_Recorded data_
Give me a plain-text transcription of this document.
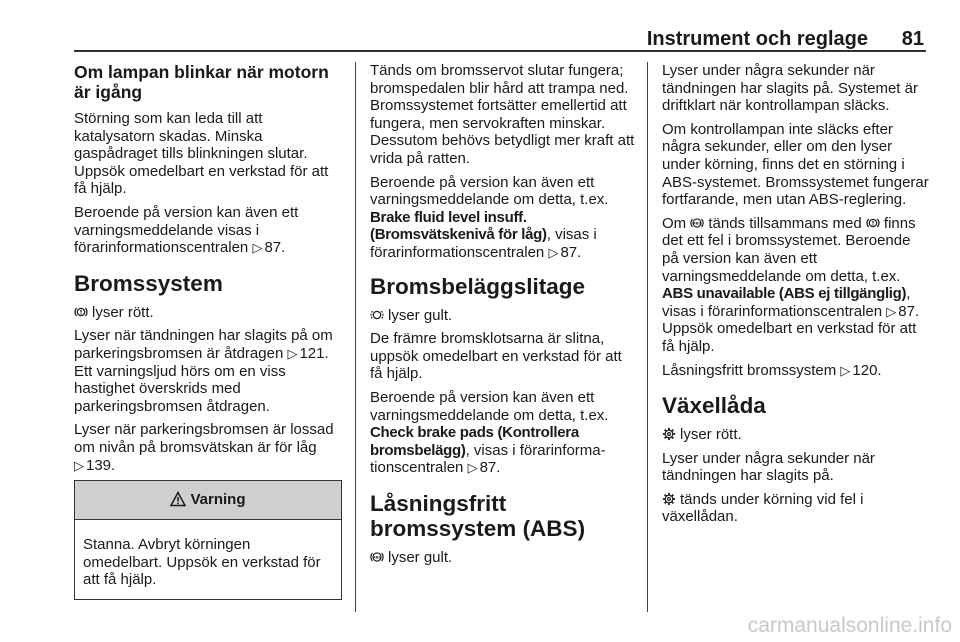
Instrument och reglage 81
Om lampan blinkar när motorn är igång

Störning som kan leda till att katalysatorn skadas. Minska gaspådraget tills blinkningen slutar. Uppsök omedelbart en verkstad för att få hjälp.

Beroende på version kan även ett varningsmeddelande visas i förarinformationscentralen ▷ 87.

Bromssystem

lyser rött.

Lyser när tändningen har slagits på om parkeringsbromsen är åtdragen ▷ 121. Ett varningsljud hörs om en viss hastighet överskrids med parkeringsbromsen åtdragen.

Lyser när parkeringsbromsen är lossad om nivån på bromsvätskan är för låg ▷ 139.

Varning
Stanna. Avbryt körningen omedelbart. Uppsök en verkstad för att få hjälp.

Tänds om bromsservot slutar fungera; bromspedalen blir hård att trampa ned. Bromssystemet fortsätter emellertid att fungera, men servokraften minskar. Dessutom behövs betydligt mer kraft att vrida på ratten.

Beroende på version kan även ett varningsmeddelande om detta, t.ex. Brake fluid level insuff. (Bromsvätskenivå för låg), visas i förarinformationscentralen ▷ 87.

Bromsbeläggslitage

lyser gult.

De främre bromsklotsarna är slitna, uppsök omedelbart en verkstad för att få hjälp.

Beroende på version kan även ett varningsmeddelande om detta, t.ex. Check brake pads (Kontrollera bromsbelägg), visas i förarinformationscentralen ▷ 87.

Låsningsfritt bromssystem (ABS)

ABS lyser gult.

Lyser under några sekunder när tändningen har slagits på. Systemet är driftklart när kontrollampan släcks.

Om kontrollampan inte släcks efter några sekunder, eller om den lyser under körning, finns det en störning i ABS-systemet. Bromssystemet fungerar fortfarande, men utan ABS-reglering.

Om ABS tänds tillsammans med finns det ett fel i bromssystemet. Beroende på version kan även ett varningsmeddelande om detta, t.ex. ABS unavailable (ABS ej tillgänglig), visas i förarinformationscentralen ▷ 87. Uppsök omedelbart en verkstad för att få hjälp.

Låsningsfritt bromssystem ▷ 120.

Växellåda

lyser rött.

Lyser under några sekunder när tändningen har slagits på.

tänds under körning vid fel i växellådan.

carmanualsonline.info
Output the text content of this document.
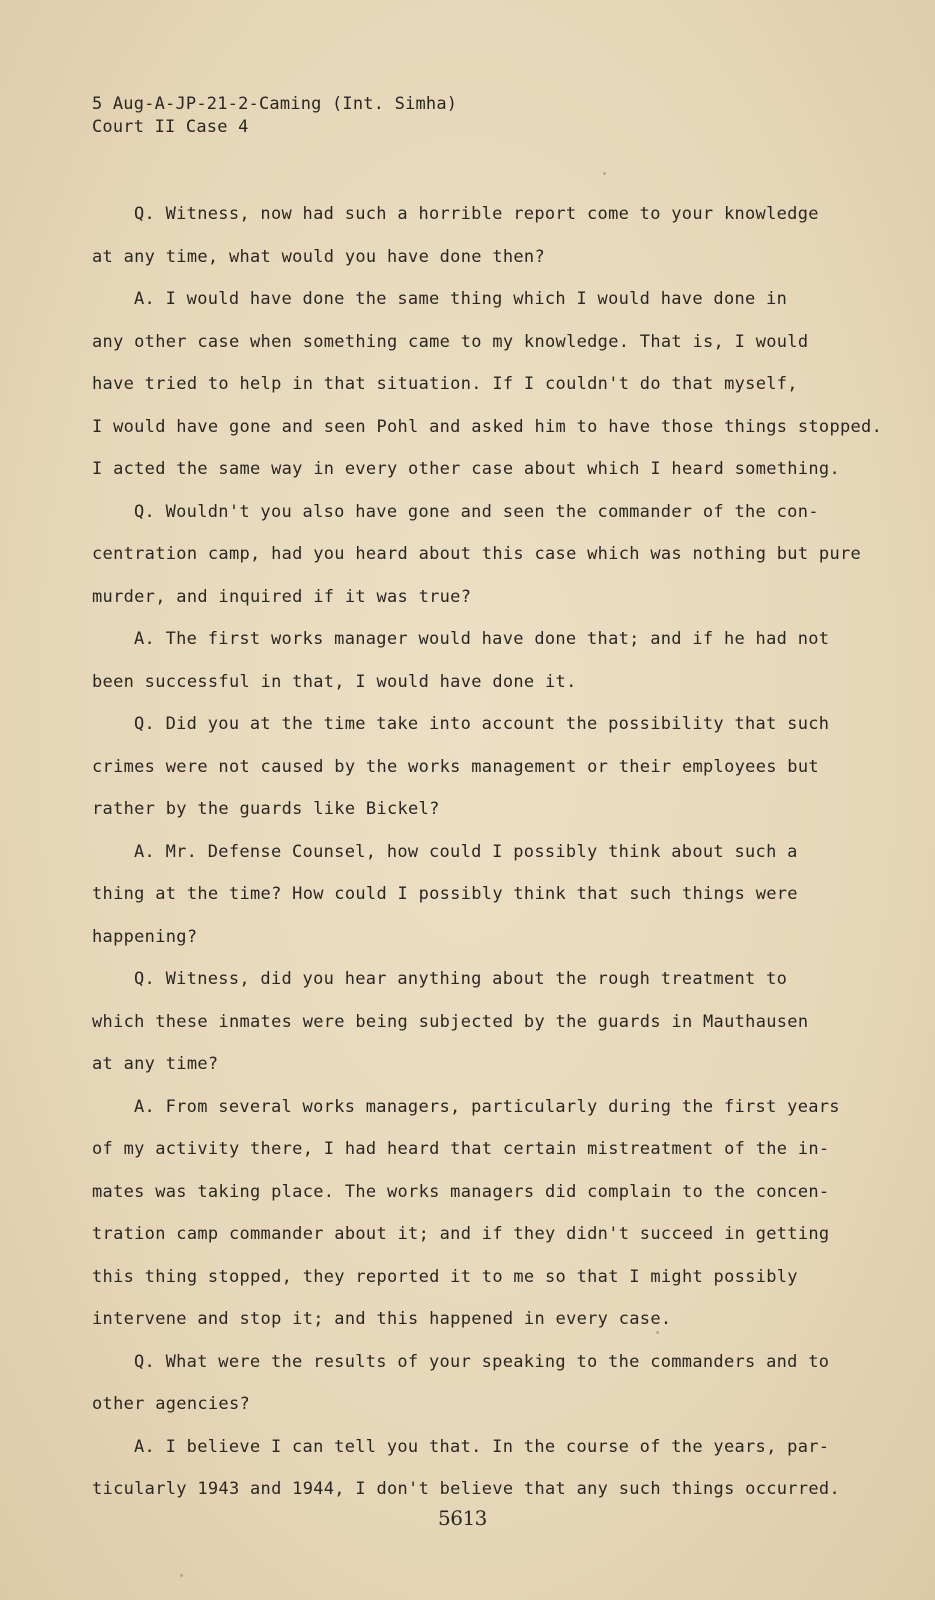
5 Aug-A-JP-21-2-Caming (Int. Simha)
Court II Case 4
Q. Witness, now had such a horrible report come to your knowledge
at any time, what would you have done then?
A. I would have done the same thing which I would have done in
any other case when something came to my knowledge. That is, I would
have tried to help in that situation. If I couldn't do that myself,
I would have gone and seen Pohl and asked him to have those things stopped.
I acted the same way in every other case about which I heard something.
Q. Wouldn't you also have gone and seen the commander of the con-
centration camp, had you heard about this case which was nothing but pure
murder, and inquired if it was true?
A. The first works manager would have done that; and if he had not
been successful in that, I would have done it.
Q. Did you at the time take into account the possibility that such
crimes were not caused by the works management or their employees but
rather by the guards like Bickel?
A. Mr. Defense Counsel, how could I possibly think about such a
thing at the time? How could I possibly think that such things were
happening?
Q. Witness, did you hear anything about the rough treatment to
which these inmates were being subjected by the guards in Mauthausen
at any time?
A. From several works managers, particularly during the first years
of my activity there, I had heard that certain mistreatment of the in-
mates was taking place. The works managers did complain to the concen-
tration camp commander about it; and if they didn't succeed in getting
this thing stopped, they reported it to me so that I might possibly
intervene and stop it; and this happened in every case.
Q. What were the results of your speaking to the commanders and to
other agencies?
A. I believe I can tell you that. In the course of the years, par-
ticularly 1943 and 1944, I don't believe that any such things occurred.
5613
--
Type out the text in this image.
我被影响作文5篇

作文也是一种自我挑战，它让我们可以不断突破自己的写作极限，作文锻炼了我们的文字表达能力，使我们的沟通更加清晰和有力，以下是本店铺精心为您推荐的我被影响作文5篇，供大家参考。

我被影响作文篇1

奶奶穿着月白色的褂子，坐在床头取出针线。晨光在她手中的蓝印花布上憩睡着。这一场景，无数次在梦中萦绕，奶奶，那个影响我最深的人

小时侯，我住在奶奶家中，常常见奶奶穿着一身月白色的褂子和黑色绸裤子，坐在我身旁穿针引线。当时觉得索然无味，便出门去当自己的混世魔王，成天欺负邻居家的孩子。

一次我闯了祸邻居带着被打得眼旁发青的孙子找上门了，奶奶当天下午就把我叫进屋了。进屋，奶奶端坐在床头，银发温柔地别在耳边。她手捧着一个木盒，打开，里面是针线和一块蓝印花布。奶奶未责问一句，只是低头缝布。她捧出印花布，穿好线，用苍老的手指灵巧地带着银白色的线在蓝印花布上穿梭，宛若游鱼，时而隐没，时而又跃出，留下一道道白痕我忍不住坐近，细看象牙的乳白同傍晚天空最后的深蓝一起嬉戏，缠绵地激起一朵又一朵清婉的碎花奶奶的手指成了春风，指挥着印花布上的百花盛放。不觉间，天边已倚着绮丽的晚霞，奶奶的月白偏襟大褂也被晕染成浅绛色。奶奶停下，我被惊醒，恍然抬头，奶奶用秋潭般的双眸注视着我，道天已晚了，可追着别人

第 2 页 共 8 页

_Instructions to follow_
Identify and copy the lines holding the word "slagits".

_Exercise solution_
Lyser när tändningen har slagits på om parkeringsbromsen är åtdragen ▷ 121. Ett varningsljud hörs om en viss hastighet överskrids med parkeringsbromsen åtdragen.
Lyser under några sekunder när tändningen har slagits på. Systemet är driftklart när kontrollampan släcks.
Lyser under några sekunder när tändningen har slagits på.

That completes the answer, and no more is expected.